- **Information shown**:
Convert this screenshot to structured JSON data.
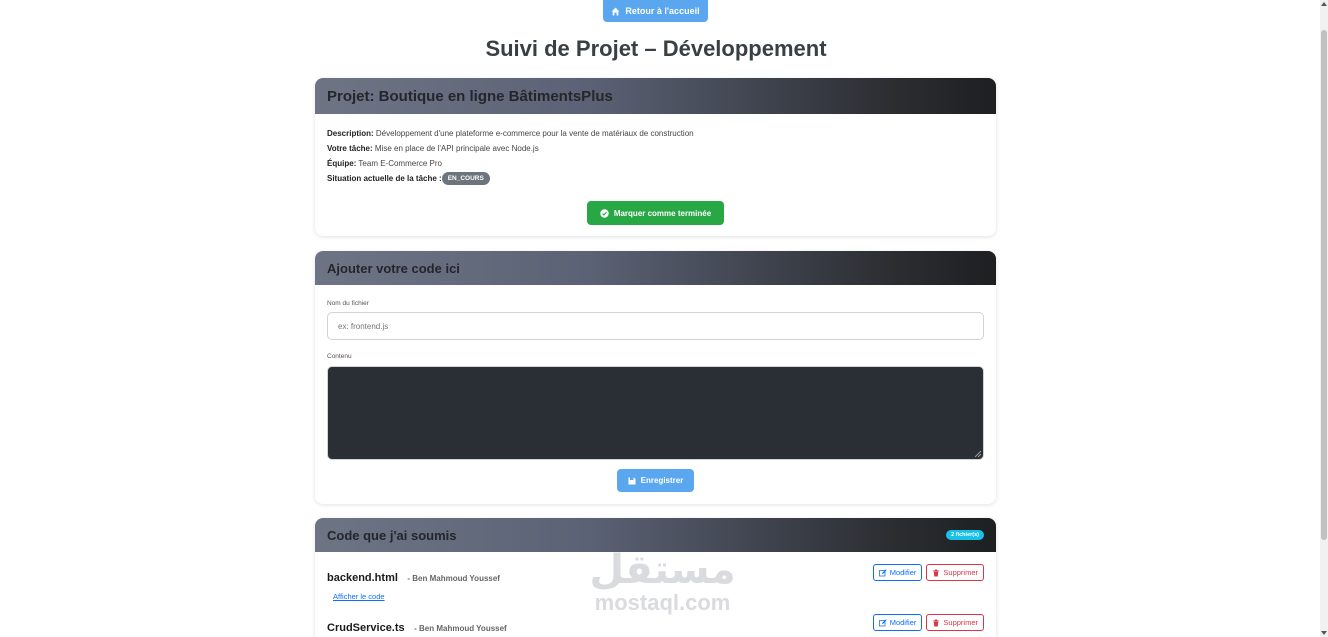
{
  "nav": {
    "home_label": "Retour à l'accueil"
  },
  "page": {
    "title": "Suivi de Projet – Développement"
  },
  "project": {
    "header": "Projet: Boutique en ligne BâtimentsPlus",
    "description_label": "Description:",
    "description": "Développement d'une plateforme e-commerce pour la vente de matériaux de construction",
    "task_label": "Votre tâche:",
    "task": "Mise en place de l'API principale avec Node.js",
    "team_label": "Équipe:",
    "team": "Team E-Commerce Pro",
    "status_label": "Situation actuelle de la tâche :",
    "status": "EN_COURS",
    "done_button": "Marquer comme terminée"
  },
  "add_code": {
    "header": "Ajouter votre code ici",
    "filename_label": "Nom du fichier",
    "filename_placeholder": "ex: frontend.js",
    "content_label": "Contenu",
    "content_value": "",
    "save_button": "Enregistrer"
  },
  "submitted": {
    "header": "Code que j'ai soumis",
    "count": "2 fichier(s)",
    "files": [
      {
        "name": "backend.html",
        "author": "- Ben Mahmoud Youssef",
        "view": "Afficher le code",
        "edit": "Modifier",
        "delete": "Supprimer"
      },
      {
        "name": "CrudService.ts",
        "author": "- Ben Mahmoud Youssef",
        "edit": "Modifier",
        "delete": "Supprimer"
      }
    ]
  },
  "watermark": {
    "arabic": "مستقل",
    "latin": "mostaql.com"
  },
  "colors": {
    "primary": "#5aa7f0",
    "success": "#28a745",
    "danger": "#dc3545",
    "info": "#17c1e8",
    "status_badge": "#6c757d"
  }
}
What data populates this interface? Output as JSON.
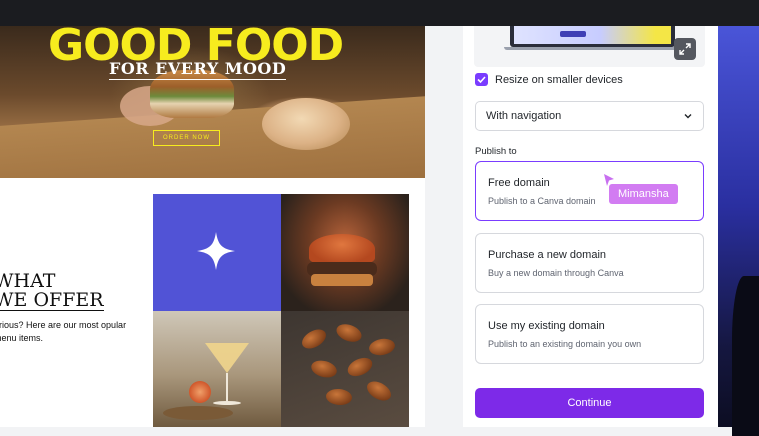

- **Written task**: Reproduce the material above verbatim; omit every picture.

- **Correct output**:
Convert this screenshot to structured JSON data.
{
  "nav": {
    "home_label": "Retour à l'accueil"
  },
  "page": {
    "title": "Suivi de Projet – Développement"
  },
  "project": {
    "header": "Projet: Boutique en ligne BâtimentsPlus",
    "description_label": "Description:",
    "description": "Développement d'une plateforme e-commerce pour la vente de matériaux de construction",
    "task_label": "Votre tâche:",
    "task": "Mise en place de l'API principale avec Node.js",
    "team_label": "Équipe:",
    "team": "Team E-Commerce Pro",
    "status_label": "Situation actuelle de la tâche :",
    "status": "EN_COURS",
    "done_button": "Marquer comme terminée"
  },
  "add_code": {
    "header": "Ajouter votre code ici",
    "filename_label": "Nom du fichier",
    "filename_placeholder": "ex: frontend.js",
    "content_label": "Contenu",
    "content_value": "",
    "save_button": "Enregistrer"
  },
  "submitted": {
    "header": "Code que j'ai soumis",
    "count": "2 fichier(s)",
    "files": [
      {
        "name": "backend.html",
        "author": "- Ben Mahmoud Youssef",
        "view": "Afficher le code",
        "edit": "Modifier",
        "delete": "Supprimer"
      },
      {
        "name": "CrudService.ts",
        "author": "- Ben Mahmoud Youssef",
        "edit": "Modifier",
        "delete": "Supprimer"
      }
    ]
  },
  "watermark": {
    "arabic": "مستقل",
    "latin": "mostaql.com"
  },
  "colors": {
    "primary": "#5aa7f0",
    "success": "#28a745",
    "danger": "#dc3545",
    "info": "#17c1e8",
    "status_badge": "#6c757d"
  }
}
What data populates this interface? Output as JSON.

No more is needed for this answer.